== A block of data ==
——————————
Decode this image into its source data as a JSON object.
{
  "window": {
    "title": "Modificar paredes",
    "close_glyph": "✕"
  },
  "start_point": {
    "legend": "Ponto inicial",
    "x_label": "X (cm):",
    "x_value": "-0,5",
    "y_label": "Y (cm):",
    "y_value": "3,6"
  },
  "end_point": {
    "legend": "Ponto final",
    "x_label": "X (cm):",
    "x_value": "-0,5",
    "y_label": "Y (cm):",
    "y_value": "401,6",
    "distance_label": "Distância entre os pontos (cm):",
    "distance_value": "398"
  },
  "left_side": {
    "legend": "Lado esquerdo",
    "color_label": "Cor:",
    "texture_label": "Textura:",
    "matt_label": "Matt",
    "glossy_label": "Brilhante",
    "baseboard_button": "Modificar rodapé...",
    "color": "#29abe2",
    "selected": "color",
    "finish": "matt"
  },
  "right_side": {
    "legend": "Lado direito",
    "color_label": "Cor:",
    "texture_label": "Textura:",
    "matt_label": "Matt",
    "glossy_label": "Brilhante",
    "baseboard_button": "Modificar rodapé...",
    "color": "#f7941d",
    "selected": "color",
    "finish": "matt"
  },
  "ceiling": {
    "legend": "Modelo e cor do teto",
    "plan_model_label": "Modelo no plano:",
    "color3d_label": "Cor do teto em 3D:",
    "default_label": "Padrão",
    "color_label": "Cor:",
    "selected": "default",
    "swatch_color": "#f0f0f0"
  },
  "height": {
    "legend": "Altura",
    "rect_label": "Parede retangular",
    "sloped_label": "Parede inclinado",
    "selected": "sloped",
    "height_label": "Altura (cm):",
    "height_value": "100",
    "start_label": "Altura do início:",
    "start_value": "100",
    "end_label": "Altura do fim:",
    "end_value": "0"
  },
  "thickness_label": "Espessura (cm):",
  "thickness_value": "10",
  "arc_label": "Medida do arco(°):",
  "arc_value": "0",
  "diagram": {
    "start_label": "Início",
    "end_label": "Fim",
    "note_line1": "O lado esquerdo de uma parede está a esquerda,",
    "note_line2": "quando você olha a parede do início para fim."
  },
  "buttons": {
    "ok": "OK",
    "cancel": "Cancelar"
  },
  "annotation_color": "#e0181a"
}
——————————
== Short task ==
Go through the records above and set each one down exactly, please.

== Exercise answer ==
Decode this image into its source data as a JSON object.
{
  "window": {
    "title": "Modificar paredes",
    "close_glyph": "✕"
  },
  "start_point": {
    "legend": "Ponto inicial",
    "x_label": "X (cm):",
    "x_value": "-0,5",
    "y_label": "Y (cm):",
    "y_value": "3,6"
  },
  "end_point": {
    "legend": "Ponto final",
    "x_label": "X (cm):",
    "x_value": "-0,5",
    "y_label": "Y (cm):",
    "y_value": "401,6",
    "distance_label": "Distância entre os pontos (cm):",
    "distance_value": "398"
  },
  "left_side": {
    "legend": "Lado esquerdo",
    "color_label": "Cor:",
    "texture_label": "Textura:",
    "matt_label": "Matt",
    "glossy_label": "Brilhante",
    "baseboard_button": "Modificar rodapé...",
    "color": "#29abe2",
    "selected": "color",
    "finish": "matt"
  },
  "right_side": {
    "legend": "Lado direito",
    "color_label": "Cor:",
    "texture_label": "Textura:",
    "matt_label": "Matt",
    "glossy_label": "Brilhante",
    "baseboard_button": "Modificar rodapé...",
    "color": "#f7941d",
    "selected": "color",
    "finish": "matt"
  },
  "ceiling": {
    "legend": "Modelo e cor do teto",
    "plan_model_label": "Modelo no plano:",
    "color3d_label": "Cor do teto em 3D:",
    "default_label": "Padrão",
    "color_label": "Cor:",
    "selected": "default",
    "swatch_color": "#f0f0f0"
  },
  "height": {
    "legend": "Altura",
    "rect_label": "Parede retangular",
    "sloped_label": "Parede inclinado",
    "selected": "sloped",
    "height_label": "Altura (cm):",
    "height_value": "100",
    "start_label": "Altura do início:",
    "start_value": "100",
    "end_label": "Altura do fim:",
    "end_value": "0"
  },
  "thickness_label": "Espessura (cm):",
  "thickness_value": "10",
  "arc_label": "Medida do arco(°):",
  "arc_value": "0",
  "diagram": {
    "start_label": "Início",
    "end_label": "Fim",
    "note_line1": "O lado esquerdo de uma parede está a esquerda,",
    "note_line2": "quando você olha a parede do início para fim."
  },
  "buttons": {
    "ok": "OK",
    "cancel": "Cancelar"
  },
  "annotation_color": "#e0181a"
}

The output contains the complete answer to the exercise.